§ **EXERCISE**
Search the data for the string "within" and gather each line it is in.

§ **INPUT RECORDS**
^^^^^^^^
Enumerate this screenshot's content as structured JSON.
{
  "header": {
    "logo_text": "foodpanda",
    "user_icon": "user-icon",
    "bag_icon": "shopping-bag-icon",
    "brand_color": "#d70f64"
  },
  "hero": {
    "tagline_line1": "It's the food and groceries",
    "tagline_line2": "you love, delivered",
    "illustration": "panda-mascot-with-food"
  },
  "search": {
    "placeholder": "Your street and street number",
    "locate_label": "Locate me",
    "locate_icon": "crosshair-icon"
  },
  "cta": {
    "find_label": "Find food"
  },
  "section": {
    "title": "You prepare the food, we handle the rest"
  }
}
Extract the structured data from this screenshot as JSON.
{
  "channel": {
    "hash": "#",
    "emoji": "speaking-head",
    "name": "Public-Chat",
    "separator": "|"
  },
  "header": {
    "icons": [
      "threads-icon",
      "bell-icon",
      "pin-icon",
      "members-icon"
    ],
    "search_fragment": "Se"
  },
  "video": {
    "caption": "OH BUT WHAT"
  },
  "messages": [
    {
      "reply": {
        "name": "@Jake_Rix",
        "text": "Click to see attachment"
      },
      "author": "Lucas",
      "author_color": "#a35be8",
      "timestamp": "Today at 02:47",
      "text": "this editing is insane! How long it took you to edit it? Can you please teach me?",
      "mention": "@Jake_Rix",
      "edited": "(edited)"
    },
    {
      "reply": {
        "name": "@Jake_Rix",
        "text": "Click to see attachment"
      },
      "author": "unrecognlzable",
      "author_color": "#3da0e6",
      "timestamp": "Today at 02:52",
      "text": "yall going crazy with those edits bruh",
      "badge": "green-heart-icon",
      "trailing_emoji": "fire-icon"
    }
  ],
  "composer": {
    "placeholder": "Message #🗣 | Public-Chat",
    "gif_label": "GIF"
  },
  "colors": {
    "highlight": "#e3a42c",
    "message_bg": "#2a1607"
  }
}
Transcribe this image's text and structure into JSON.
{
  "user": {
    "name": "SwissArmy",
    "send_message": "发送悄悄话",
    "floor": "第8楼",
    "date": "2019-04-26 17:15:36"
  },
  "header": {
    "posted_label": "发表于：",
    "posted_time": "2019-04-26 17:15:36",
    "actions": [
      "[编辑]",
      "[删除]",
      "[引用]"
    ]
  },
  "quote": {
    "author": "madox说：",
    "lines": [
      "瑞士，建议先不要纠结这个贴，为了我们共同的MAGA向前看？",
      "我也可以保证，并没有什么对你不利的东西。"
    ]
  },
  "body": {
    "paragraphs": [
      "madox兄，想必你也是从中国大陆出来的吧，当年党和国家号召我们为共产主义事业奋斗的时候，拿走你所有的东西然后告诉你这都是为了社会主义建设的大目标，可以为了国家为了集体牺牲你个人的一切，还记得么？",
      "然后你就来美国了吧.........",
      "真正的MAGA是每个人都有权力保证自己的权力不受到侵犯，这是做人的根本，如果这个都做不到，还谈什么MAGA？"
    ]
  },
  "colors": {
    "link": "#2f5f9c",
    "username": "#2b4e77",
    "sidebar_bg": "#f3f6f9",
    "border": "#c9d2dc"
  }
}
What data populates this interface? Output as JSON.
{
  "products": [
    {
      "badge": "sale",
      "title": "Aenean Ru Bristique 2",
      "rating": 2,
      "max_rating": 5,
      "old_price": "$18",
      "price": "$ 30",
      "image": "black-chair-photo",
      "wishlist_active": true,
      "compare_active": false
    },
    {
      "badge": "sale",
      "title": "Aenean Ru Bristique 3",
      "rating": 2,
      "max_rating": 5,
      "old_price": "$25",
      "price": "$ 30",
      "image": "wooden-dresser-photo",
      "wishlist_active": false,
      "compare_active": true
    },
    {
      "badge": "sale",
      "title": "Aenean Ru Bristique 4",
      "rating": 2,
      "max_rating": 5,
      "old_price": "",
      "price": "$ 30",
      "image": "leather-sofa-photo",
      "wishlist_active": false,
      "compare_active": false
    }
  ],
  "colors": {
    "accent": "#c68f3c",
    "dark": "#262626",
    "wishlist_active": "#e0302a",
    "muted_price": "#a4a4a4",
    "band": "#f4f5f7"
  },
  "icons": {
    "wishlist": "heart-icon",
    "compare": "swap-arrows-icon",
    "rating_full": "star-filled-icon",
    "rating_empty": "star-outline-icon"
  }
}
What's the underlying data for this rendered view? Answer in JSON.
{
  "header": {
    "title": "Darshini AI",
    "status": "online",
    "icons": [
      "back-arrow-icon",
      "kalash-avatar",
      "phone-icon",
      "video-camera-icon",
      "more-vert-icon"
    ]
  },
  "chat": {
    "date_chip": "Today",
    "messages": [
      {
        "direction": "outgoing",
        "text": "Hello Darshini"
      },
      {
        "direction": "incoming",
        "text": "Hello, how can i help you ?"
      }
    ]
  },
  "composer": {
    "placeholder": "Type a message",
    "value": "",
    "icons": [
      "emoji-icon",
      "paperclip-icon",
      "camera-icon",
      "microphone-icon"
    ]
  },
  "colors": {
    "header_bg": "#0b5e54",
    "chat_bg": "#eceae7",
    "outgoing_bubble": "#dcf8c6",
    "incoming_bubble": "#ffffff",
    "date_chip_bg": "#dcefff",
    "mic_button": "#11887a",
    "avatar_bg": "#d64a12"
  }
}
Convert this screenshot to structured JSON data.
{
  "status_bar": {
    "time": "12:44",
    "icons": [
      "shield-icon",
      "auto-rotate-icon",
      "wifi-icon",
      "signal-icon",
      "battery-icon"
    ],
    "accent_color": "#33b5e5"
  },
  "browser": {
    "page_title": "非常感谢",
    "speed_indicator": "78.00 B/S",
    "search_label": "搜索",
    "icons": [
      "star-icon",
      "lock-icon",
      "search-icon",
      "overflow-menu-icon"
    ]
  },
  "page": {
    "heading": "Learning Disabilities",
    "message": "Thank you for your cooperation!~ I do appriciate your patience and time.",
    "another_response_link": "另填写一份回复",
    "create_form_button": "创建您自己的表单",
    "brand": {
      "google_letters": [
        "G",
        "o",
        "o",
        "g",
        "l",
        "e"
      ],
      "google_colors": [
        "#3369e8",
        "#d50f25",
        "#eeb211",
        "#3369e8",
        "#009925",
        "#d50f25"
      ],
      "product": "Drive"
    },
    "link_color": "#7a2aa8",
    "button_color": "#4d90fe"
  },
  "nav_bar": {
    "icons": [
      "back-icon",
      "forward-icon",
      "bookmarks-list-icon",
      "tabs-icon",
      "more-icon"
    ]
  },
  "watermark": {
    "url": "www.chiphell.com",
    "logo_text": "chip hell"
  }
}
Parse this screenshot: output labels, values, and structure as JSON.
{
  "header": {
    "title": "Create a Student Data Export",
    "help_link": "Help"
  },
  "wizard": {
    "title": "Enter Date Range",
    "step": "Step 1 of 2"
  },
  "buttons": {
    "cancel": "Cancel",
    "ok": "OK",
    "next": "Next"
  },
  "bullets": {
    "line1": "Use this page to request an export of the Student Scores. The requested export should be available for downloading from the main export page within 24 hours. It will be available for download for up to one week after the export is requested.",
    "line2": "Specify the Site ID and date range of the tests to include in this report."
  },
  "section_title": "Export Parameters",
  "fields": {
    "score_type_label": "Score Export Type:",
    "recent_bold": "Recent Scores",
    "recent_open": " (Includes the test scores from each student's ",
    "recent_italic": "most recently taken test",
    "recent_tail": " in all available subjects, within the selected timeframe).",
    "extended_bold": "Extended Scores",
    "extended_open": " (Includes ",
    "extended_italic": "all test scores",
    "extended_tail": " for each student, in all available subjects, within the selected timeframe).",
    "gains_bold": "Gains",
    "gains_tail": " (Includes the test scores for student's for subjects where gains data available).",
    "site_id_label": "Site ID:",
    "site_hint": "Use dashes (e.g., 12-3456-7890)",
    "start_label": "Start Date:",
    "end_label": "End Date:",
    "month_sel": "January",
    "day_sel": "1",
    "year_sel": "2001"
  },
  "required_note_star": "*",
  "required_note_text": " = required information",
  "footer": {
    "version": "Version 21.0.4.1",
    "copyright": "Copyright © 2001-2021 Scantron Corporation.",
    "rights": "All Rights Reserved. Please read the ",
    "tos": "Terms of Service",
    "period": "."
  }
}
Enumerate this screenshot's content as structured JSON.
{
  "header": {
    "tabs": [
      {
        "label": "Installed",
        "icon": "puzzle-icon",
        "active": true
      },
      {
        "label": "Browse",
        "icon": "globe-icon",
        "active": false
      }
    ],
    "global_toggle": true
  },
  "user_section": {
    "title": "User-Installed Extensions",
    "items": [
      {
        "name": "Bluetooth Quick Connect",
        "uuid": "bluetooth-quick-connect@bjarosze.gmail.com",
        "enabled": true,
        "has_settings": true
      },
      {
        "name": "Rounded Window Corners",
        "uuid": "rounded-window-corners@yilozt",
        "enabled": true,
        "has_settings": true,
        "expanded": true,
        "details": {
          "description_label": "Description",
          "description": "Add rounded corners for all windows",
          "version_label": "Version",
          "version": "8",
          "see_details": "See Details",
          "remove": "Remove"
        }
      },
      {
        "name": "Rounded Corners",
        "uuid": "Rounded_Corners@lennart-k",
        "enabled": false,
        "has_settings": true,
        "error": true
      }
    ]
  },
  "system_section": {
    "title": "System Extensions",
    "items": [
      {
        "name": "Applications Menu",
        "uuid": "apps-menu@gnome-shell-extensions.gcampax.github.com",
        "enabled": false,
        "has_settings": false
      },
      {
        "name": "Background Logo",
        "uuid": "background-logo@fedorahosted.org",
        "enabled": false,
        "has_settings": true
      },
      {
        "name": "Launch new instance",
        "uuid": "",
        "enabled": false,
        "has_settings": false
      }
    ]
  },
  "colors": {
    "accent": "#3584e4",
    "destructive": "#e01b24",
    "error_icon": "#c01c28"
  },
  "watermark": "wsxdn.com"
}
^^^^^^^^
§ **EXPECTED ANSWER**
    "line1": "Use this page to request an export of the Student Scores. The requested export should be available for downloading from the main export page within 24 hours. It will be available for download for up to one week after the export is requested.",
    "recent_tail": " in all available subjects, within the selected timeframe).",
    "extended_tail": " for each student, in all available subjects, within the selected timeframe).",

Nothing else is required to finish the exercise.